DATA FOR THE TASK:
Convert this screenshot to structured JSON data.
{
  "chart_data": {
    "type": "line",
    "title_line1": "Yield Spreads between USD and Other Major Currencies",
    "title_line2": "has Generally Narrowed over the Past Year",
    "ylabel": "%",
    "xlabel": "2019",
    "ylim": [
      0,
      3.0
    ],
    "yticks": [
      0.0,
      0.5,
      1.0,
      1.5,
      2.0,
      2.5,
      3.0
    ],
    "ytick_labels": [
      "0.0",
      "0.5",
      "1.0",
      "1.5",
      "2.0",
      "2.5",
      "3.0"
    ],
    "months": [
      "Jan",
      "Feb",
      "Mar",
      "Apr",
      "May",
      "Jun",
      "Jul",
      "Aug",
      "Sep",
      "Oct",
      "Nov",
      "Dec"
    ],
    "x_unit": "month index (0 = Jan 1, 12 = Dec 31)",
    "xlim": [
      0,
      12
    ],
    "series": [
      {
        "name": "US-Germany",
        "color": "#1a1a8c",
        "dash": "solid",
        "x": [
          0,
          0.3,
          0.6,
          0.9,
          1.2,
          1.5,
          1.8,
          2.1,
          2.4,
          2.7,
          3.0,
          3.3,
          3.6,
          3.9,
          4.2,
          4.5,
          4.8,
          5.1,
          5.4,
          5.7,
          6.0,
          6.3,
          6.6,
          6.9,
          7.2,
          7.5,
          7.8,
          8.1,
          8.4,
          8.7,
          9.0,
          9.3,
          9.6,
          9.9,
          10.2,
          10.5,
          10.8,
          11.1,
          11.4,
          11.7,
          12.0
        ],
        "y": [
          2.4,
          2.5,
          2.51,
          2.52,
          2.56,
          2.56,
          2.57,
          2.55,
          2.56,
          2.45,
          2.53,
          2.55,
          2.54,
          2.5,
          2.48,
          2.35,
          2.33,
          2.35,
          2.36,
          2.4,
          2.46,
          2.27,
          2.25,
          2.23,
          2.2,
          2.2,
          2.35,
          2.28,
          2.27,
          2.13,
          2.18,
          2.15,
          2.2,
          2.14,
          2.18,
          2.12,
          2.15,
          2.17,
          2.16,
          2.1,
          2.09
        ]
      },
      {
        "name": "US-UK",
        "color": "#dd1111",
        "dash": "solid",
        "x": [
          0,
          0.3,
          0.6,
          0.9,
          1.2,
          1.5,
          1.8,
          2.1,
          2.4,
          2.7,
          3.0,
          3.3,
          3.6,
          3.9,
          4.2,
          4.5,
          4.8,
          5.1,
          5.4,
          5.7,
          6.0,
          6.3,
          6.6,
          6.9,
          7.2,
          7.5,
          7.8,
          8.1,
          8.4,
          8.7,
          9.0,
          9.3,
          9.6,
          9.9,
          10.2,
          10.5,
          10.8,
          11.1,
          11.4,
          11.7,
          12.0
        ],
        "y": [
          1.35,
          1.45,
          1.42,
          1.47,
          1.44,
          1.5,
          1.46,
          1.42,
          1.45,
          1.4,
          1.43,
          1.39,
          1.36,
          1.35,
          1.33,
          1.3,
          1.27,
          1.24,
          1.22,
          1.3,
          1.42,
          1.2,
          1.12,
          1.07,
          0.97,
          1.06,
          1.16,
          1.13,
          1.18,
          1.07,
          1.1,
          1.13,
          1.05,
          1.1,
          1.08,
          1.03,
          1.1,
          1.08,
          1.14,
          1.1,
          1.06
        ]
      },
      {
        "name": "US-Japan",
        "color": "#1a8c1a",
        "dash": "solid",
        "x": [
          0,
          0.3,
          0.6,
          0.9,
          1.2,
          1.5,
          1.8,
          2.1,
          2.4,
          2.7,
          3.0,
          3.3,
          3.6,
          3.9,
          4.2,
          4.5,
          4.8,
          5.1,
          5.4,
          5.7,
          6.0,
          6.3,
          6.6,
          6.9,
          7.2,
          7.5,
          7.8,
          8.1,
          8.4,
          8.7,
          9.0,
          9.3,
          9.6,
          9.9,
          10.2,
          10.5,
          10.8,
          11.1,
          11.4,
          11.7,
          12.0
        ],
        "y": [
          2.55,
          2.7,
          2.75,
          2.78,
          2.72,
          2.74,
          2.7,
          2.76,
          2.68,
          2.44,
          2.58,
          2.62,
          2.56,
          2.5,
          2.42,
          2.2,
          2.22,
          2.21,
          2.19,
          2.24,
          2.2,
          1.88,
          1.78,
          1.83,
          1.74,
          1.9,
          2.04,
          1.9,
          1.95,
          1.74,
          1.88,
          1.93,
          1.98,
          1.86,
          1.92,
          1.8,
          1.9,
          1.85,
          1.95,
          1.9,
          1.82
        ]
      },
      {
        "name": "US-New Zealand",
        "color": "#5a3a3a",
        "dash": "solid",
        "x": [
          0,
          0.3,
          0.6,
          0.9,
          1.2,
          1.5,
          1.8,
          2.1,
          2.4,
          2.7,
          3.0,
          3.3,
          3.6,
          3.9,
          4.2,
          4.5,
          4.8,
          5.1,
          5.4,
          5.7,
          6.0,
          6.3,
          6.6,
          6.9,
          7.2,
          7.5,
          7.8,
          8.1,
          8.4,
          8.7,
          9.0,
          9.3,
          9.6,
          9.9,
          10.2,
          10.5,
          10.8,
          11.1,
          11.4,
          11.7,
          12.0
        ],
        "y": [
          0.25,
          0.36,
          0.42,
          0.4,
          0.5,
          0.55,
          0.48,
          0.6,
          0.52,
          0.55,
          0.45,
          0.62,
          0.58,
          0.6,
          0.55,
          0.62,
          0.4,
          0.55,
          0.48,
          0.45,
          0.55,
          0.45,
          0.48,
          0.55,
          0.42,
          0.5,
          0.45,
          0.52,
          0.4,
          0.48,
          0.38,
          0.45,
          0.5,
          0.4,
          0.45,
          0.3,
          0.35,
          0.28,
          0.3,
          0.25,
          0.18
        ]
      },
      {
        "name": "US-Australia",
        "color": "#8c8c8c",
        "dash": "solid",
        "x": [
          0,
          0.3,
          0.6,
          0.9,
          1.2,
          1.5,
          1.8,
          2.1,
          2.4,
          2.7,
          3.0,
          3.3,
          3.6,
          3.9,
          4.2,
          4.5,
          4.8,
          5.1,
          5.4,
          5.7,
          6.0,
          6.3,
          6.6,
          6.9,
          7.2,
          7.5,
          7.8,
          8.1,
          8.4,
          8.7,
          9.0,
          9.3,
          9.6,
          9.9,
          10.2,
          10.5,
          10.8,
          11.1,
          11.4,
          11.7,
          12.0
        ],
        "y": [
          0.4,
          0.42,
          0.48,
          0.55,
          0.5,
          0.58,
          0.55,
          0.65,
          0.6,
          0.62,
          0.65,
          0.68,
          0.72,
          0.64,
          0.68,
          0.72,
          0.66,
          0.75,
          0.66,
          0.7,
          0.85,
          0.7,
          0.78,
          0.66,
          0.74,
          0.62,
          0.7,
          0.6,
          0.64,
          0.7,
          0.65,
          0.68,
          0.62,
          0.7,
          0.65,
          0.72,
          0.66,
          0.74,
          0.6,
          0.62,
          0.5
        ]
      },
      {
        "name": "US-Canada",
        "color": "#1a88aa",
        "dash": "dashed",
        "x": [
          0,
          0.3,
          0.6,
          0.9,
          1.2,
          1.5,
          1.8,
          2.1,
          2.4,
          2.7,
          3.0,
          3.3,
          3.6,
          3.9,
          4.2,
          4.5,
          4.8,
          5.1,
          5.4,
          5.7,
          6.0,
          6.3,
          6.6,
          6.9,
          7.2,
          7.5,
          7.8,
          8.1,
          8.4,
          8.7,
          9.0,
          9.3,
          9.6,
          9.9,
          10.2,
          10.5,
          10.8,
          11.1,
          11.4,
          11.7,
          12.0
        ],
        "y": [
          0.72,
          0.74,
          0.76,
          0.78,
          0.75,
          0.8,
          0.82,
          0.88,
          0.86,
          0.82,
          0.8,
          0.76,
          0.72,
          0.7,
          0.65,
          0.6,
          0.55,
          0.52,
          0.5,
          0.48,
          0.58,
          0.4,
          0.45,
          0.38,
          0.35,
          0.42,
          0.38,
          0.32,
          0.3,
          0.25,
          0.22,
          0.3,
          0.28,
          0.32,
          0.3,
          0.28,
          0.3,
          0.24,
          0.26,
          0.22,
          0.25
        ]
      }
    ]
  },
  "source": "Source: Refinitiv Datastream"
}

WHAT YOU SHOULD DO: Look over the material above and show each line where "name" appears.

EXERCISE OUTPUT:
        "name": "US-Germany",
        "name": "US-UK",
        "name": "US-Japan",
        "name": "US-New Zealand",
        "name": "US-Australia",
        "name": "US-Canada",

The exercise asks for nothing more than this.